[Figure collection entries]
# # # #
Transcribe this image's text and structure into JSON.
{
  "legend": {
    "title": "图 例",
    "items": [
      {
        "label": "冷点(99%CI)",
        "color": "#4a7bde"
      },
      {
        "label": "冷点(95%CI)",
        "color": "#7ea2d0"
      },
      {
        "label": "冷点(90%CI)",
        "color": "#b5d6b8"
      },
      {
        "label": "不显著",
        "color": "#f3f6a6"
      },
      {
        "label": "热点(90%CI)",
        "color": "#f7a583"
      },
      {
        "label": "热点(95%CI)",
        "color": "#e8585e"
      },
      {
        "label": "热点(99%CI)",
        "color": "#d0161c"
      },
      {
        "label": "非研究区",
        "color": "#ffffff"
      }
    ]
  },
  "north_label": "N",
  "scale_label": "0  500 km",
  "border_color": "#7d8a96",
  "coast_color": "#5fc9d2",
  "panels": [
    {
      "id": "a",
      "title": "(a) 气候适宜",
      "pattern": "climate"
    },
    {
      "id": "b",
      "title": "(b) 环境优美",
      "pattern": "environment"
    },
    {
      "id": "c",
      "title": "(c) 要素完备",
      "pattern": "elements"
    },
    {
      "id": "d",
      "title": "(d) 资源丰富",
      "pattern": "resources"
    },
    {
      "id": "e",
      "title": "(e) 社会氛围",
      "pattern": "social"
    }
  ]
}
# # # #
#### EXERCISE
Copy all the lines, exactly.

#### OUTPUT OF THE TASK
Transcribe this image's text and structure into JSON.
{
  "legend": {
    "title": "图 例",
    "items": [
      {
        "label": "冷点(99%CI)",
        "color": "#4a7bde"
      },
      {
        "label": "冷点(95%CI)",
        "color": "#7ea2d0"
      },
      {
        "label": "冷点(90%CI)",
        "color": "#b5d6b8"
      },
      {
        "label": "不显著",
        "color": "#f3f6a6"
      },
      {
        "label": "热点(90%CI)",
        "color": "#f7a583"
      },
      {
        "label": "热点(95%CI)",
        "color": "#e8585e"
      },
      {
        "label": "热点(99%CI)",
        "color": "#d0161c"
      },
      {
        "label": "非研究区",
        "color": "#ffffff"
      }
    ]
  },
  "north_label": "N",
  "scale_label": "0  500 km",
  "border_color": "#7d8a96",
  "coast_color": "#5fc9d2",
  "panels": [
    {
      "id": "a",
      "title": "(a) 气候适宜",
      "pattern": "climate"
    },
    {
      "id": "b",
      "title": "(b) 环境优美",
      "pattern": "environment"
    },
    {
      "id": "c",
      "title": "(c) 要素完备",
      "pattern": "elements"
    },
    {
      "id": "d",
      "title": "(d) 资源丰富",
      "pattern": "resources"
    },
    {
      "id": "e",
      "title": "(e) 社会氛围",
      "pattern": "social"
    }
  ]
}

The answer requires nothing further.